> [Entries from a dataset]
-- BEGIN --
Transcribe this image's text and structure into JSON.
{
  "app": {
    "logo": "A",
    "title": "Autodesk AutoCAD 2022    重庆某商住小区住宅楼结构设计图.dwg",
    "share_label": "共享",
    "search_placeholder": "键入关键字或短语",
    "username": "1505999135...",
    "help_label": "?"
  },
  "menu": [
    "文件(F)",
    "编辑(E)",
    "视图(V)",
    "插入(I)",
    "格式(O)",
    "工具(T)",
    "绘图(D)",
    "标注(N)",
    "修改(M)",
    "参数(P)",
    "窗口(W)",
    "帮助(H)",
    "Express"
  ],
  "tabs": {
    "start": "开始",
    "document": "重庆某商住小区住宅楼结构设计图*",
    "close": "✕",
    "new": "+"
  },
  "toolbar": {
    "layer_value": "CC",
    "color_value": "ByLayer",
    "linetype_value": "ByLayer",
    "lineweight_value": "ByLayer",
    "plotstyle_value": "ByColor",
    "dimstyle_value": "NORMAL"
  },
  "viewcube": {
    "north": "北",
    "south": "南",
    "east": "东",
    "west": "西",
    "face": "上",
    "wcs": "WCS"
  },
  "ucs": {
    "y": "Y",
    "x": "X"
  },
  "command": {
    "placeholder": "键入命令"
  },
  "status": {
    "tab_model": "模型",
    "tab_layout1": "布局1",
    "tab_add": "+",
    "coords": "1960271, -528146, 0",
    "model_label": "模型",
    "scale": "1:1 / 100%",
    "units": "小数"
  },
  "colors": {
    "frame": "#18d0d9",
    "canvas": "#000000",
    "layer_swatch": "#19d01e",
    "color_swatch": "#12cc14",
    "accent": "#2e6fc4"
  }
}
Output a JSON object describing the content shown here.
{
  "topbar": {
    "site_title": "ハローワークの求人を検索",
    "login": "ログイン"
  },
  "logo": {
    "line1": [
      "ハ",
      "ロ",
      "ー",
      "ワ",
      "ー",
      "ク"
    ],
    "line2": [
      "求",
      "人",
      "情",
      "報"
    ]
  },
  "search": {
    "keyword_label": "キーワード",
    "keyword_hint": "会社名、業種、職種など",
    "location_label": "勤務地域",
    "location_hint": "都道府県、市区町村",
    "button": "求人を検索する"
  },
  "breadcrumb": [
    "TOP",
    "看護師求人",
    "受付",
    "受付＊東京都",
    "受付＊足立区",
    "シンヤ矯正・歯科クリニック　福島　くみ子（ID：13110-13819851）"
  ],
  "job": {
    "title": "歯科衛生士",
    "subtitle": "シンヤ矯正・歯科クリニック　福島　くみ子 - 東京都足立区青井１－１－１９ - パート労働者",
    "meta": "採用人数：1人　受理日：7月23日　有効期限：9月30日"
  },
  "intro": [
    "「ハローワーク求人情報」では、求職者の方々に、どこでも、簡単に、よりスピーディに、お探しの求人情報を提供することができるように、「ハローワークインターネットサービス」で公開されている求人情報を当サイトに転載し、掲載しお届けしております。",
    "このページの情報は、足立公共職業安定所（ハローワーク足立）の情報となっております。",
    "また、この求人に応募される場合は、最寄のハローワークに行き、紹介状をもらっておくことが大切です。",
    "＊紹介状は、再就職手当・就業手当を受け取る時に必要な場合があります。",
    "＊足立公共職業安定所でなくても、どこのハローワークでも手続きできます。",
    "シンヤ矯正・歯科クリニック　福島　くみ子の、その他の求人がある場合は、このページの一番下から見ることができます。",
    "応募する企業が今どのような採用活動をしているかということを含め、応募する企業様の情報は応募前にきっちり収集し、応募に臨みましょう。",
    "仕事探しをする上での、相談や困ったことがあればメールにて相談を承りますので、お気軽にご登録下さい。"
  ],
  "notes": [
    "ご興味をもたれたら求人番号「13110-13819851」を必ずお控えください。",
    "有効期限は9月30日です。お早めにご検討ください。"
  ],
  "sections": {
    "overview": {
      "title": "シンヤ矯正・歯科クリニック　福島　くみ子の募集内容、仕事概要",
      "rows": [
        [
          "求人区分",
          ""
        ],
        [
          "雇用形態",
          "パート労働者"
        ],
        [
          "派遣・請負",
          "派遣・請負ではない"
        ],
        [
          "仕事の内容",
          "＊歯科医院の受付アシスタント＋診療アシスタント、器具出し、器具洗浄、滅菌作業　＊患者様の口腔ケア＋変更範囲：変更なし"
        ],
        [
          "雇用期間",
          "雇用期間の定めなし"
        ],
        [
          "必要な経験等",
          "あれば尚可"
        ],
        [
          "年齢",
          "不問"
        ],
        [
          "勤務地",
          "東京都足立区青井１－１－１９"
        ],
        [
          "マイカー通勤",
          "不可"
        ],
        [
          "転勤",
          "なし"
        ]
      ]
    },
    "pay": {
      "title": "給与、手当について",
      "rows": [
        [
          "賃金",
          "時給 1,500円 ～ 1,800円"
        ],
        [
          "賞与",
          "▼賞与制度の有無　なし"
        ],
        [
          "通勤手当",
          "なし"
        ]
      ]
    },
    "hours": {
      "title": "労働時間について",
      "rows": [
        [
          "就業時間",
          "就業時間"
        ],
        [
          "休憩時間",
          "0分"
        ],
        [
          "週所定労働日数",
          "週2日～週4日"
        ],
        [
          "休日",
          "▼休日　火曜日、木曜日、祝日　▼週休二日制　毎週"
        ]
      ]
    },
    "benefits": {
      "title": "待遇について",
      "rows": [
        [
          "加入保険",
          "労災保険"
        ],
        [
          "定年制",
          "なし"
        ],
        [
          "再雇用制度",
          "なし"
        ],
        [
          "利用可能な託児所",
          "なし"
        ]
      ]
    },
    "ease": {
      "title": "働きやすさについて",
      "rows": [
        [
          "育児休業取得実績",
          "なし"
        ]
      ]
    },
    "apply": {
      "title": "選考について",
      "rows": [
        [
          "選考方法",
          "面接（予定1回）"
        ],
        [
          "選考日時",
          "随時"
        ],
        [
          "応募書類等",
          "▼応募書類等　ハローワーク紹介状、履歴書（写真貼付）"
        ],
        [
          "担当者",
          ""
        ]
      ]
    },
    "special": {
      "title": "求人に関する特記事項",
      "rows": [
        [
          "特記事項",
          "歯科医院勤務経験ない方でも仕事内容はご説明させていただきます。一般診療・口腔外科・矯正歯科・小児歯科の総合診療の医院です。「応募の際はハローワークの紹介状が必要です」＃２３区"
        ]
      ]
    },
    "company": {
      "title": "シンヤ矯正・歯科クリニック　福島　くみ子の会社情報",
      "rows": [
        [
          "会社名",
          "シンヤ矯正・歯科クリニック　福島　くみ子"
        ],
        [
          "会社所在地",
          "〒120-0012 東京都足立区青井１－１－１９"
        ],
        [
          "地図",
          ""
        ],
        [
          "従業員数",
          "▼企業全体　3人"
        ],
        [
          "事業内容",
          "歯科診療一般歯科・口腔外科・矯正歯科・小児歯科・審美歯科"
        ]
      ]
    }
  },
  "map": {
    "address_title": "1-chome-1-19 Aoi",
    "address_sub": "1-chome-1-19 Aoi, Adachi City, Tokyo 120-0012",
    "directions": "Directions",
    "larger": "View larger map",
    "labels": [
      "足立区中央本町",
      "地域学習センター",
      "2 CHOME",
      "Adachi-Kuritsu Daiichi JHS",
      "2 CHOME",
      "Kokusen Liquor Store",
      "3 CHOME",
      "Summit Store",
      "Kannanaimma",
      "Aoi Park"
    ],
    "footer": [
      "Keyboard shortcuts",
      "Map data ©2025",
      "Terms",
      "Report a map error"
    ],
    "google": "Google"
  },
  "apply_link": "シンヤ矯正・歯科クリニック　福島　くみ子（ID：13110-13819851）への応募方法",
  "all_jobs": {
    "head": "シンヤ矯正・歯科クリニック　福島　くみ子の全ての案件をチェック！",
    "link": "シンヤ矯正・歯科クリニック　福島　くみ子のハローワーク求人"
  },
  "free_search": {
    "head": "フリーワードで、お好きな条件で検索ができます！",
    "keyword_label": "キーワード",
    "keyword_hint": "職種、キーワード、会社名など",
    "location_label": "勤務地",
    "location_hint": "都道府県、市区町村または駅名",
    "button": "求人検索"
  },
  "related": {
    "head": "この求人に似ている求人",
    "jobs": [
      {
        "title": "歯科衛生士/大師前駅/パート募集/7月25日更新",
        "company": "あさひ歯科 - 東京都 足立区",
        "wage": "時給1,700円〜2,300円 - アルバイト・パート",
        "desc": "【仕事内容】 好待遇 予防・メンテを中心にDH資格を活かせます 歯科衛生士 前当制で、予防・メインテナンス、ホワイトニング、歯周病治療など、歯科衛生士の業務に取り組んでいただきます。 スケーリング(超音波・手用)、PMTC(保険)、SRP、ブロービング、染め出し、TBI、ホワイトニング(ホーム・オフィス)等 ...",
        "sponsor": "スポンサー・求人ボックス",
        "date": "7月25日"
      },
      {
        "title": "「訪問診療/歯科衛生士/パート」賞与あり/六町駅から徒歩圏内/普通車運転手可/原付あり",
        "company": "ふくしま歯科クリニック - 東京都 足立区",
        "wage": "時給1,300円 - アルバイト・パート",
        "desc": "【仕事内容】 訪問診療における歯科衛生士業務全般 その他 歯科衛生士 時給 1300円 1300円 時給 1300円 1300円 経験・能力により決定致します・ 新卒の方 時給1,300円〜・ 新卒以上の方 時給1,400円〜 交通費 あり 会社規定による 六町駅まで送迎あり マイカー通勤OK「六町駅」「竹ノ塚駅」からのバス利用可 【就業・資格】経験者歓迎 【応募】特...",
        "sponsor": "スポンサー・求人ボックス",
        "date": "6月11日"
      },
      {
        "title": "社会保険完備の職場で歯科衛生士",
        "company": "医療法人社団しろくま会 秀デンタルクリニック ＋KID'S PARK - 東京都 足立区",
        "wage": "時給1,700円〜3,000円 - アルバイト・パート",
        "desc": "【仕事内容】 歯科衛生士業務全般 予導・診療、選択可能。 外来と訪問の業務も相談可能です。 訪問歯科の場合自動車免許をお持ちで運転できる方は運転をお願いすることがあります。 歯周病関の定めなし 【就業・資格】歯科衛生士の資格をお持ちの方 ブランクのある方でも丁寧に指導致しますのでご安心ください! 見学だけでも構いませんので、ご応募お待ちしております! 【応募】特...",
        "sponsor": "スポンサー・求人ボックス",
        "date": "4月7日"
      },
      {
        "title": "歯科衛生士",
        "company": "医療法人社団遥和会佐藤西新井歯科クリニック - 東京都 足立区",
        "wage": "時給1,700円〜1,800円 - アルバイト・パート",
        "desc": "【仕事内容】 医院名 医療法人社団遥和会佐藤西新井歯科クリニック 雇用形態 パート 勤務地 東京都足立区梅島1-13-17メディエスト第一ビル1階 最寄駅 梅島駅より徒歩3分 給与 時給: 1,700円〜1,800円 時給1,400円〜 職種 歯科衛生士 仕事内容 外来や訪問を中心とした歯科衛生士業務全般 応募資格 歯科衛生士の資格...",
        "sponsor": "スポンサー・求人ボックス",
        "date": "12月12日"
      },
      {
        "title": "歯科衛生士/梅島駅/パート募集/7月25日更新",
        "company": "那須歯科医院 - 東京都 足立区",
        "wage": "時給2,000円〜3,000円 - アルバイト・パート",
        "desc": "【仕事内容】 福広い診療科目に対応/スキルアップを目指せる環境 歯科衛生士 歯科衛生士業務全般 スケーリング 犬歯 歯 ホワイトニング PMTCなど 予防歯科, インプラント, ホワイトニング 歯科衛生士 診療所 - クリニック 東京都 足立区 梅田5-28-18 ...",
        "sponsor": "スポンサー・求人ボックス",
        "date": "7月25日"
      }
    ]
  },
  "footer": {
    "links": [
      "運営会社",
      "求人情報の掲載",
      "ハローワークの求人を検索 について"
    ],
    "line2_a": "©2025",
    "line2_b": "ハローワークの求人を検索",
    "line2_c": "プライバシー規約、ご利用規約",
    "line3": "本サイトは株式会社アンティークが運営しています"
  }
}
-- END --
> [Task details]
Copy out each line of the data containing the string "雇用形態".

> [Response for this exercise]
          "雇用形態",
        "desc": "【仕事内容】 医院名 医療法人社団遥和会佐藤西新井歯科クリニック 雇用形態 パート 勤務地 東京都足立区梅島1-13-17メディエスト第一ビル1階 最寄駅 梅島駅より徒歩3分 給与 時給: 1,700円〜1,800円 時給1,400円〜 職種 歯科衛生士 仕事内容 外来や訪問を中心とした歯科衛生士業務全般 応募資格 歯科衛生士の資格...",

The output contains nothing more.